GOAL. Can all of these lines be returned exactly?

-----

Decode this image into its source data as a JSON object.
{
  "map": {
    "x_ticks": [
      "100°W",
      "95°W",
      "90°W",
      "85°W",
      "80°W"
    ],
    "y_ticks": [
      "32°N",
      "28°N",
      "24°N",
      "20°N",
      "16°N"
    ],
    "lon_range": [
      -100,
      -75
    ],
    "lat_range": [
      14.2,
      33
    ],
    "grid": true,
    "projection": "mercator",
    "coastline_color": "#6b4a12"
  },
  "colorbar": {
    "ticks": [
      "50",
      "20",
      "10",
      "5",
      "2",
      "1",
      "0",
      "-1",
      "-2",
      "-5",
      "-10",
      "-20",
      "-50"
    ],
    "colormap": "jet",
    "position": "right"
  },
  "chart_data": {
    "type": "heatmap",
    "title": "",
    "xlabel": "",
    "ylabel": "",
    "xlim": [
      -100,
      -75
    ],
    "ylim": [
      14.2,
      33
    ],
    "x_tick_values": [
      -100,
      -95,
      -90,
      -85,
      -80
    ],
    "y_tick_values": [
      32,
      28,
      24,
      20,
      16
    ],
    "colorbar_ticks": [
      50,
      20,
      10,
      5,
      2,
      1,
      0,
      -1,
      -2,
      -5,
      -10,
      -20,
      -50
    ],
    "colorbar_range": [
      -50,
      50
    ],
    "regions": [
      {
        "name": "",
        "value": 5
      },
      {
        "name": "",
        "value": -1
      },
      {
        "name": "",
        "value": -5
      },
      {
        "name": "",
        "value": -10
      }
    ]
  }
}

-----

TASK ANSWER.
Decode this image into its source data as a JSON object.
{
  "map": {
    "x_ticks": [
      "100°W",
      "95°W",
      "90°W",
      "85°W",
      "80°W"
    ],
    "y_ticks": [
      "32°N",
      "28°N",
      "24°N",
      "20°N",
      "16°N"
    ],
    "lon_range": [
      -100,
      -75
    ],
    "lat_range": [
      14.2,
      33
    ],
    "grid": true,
    "projection": "mercator",
    "coastline_color": "#6b4a12"
  },
  "colorbar": {
    "ticks": [
      "50",
      "20",
      "10",
      "5",
      "2",
      "1",
      "0",
      "-1",
      "-2",
      "-5",
      "-10",
      "-20",
      "-50"
    ],
    "colormap": "jet",
    "position": "right"
  },
  "chart_data": {
    "type": "heatmap",
    "title": "",
    "xlabel": "",
    "ylabel": "",
    "xlim": [
      -100,
      -75
    ],
    "ylim": [
      14.2,
      33
    ],
    "x_tick_values": [
      -100,
      -95,
      -90,
      -85,
      -80
    ],
    "y_tick_values": [
      32,
      28,
      24,
      20,
      16
    ],
    "colorbar_ticks": [
      50,
      20,
      10,
      5,
      2,
      1,
      0,
      -1,
      -2,
      -5,
      -10,
      -20,
      -50
    ],
    "colorbar_range": [
      -50,
      50
    ],
    "regions": [
      {
        "name": "",
        "value": 5
      },
      {
        "name": "",
        "value": -1
      },
      {
        "name": "",
        "value": -5
      },
      {
        "name": "",
        "value": -10
      }
    ]
  }
}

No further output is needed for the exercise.